### Instructions to follow:
Copy, in full, each line of the material that holds the word "label".

Collection entries
- - - - - - -
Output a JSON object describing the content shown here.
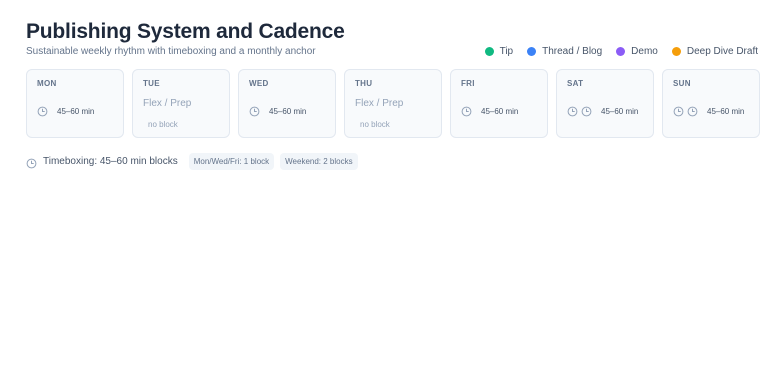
{
  "header": {
    "title": "Publishing System and Cadence",
    "subtitle": "Sustainable weekly rhythm with timeboxing and a monthly anchor"
  },
  "legend": [
    {
      "label": "Tip",
      "color": "#10b981"
    },
    {
      "label": "Thread / Blog",
      "color": "#3b82f6"
    },
    {
      "label": "Demo",
      "color": "#8b5cf6"
    },
    {
      "label": "Deep Dive Draft",
      "color": "#f59e0b"
    }
  ],
  "days": {
    "mon": {
      "name": "MON",
      "duration": "45–60 min"
    },
    "tue": {
      "name": "TUE",
      "flex": "Flex / Prep",
      "empty": "no block"
    },
    "wed": {
      "name": "WED",
      "duration": "45–60 min"
    },
    "thu": {
      "name": "THU",
      "flex": "Flex / Prep",
      "empty": "no block"
    },
    "fri": {
      "name": "FRI",
      "duration": "45–60 min"
    },
    "sat": {
      "name": "SAT",
      "duration": "45–60 min"
    },
    "sun": {
      "name": "SUN",
      "duration": "45–60 min"
    }
  },
  "footer": {
    "timeboxing": "Timeboxing: 45–60 min blocks",
    "chips": [
      "Mon/Wed/Fri: 1 block",
      "Weekend: 2 blocks"
    ]
  },
  "icons": {
    "block": "clock-icon"
  },
  "colors": {
    "card_bg": "#f8fafc",
    "card_border": "#e2e8f0",
    "icon": "#94a3b8"
  }
}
- - - - - - -
### Exercise result:
      "label": "Tip",
      "label": "Thread / Blog",
      "label": "Demo",
      "label": "Deep Dive Draft",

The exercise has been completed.